== REQUIRED TASK ==
Repeat, exactly and completely, the material that follows. Omit the pictures.

== DATA ROWS ==
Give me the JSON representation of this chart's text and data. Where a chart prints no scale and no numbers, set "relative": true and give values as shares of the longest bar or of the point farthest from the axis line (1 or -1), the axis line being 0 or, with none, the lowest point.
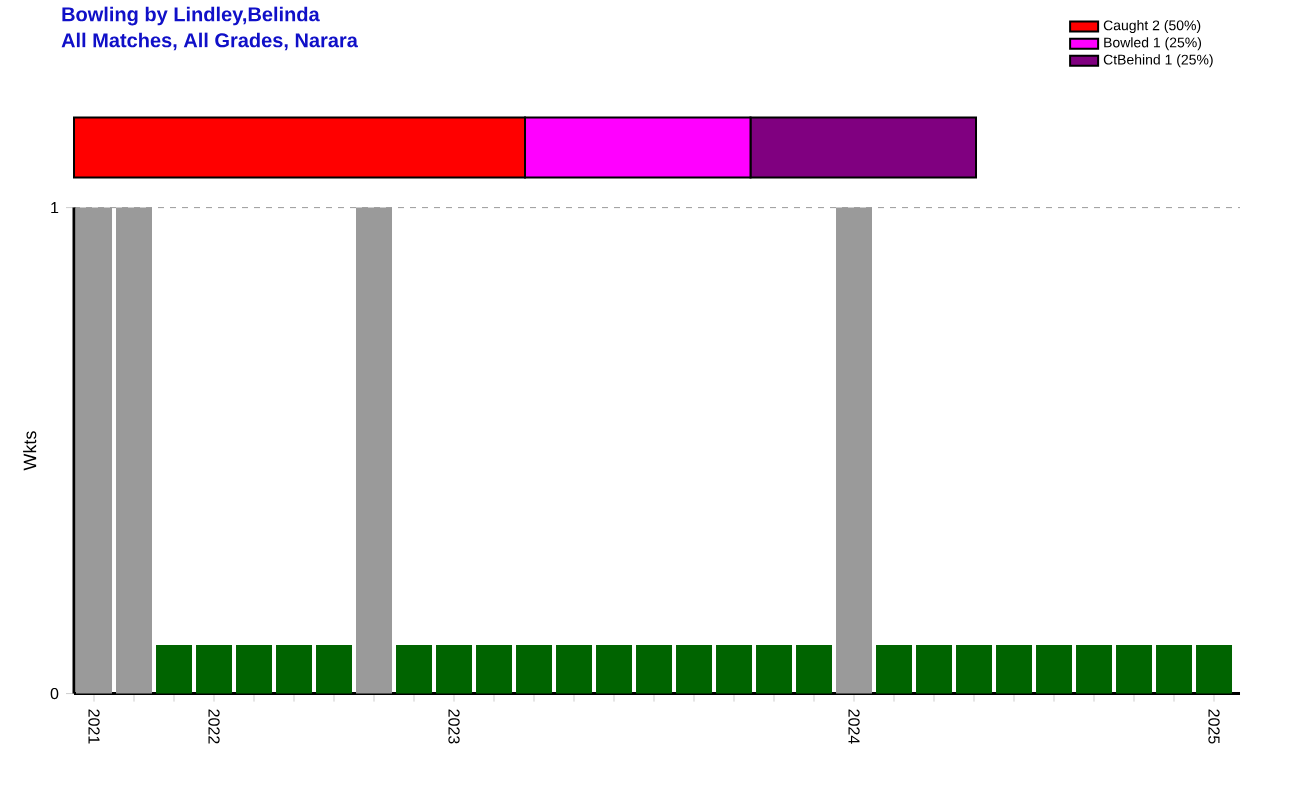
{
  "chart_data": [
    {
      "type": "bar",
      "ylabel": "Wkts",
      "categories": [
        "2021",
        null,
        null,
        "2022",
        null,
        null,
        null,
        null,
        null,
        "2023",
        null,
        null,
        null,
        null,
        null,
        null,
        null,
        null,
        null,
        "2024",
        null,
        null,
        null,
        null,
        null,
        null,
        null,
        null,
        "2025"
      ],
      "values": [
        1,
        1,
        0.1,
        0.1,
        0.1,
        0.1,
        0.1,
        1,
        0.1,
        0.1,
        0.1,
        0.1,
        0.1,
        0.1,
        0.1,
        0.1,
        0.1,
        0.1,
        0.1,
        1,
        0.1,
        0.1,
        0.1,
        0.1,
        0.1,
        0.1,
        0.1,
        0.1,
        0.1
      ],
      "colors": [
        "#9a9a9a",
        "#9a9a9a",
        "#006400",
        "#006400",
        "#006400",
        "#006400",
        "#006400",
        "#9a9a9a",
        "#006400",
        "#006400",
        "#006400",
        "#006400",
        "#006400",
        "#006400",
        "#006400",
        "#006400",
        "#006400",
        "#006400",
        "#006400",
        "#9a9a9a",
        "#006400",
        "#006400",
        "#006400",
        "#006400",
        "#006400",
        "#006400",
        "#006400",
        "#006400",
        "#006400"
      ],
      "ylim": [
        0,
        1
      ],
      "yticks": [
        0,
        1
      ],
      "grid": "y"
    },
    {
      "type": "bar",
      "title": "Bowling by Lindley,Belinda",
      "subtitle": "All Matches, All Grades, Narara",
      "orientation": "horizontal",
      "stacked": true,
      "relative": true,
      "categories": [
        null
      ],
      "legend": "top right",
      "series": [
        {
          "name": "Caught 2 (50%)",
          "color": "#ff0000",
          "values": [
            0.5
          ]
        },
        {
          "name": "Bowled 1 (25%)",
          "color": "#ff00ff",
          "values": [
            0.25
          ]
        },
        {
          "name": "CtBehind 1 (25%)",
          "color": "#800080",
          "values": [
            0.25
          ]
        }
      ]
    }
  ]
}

== EXERCISE ANSWER ==
Give me the JSON representation of this chart's text and data. Where a chart prints no scale and no numbers, set "relative": true and give values as shares of the longest bar or of the point farthest from the axis line (1 or -1), the axis line being 0 or, with none, the lowest point.
{
  "chart_data": [
    {
      "type": "bar",
      "ylabel": "Wkts",
      "categories": [
        "2021",
        null,
        null,
        "2022",
        null,
        null,
        null,
        null,
        null,
        "2023",
        null,
        null,
        null,
        null,
        null,
        null,
        null,
        null,
        null,
        "2024",
        null,
        null,
        null,
        null,
        null,
        null,
        null,
        null,
        "2025"
      ],
      "values": [
        1,
        1,
        0.1,
        0.1,
        0.1,
        0.1,
        0.1,
        1,
        0.1,
        0.1,
        0.1,
        0.1,
        0.1,
        0.1,
        0.1,
        0.1,
        0.1,
        0.1,
        0.1,
        1,
        0.1,
        0.1,
        0.1,
        0.1,
        0.1,
        0.1,
        0.1,
        0.1,
        0.1
      ],
      "colors": [
        "#9a9a9a",
        "#9a9a9a",
        "#006400",
        "#006400",
        "#006400",
        "#006400",
        "#006400",
        "#9a9a9a",
        "#006400",
        "#006400",
        "#006400",
        "#006400",
        "#006400",
        "#006400",
        "#006400",
        "#006400",
        "#006400",
        "#006400",
        "#006400",
        "#9a9a9a",
        "#006400",
        "#006400",
        "#006400",
        "#006400",
        "#006400",
        "#006400",
        "#006400",
        "#006400",
        "#006400"
      ],
      "ylim": [
        0,
        1
      ],
      "yticks": [
        0,
        1
      ],
      "grid": "y"
    },
    {
      "type": "bar",
      "title": "Bowling by Lindley,Belinda",
      "subtitle": "All Matches, All Grades, Narara",
      "orientation": "horizontal",
      "stacked": true,
      "relative": true,
      "categories": [
        null
      ],
      "legend": "top right",
      "series": [
        {
          "name": "Caught 2 (50%)",
          "color": "#ff0000",
          "values": [
            0.5
          ]
        },
        {
          "name": "Bowled 1 (25%)",
          "color": "#ff00ff",
          "values": [
            0.25
          ]
        },
        {
          "name": "CtBehind 1 (25%)",
          "color": "#800080",
          "values": [
            0.25
          ]
        }
      ]
    }
  ]
}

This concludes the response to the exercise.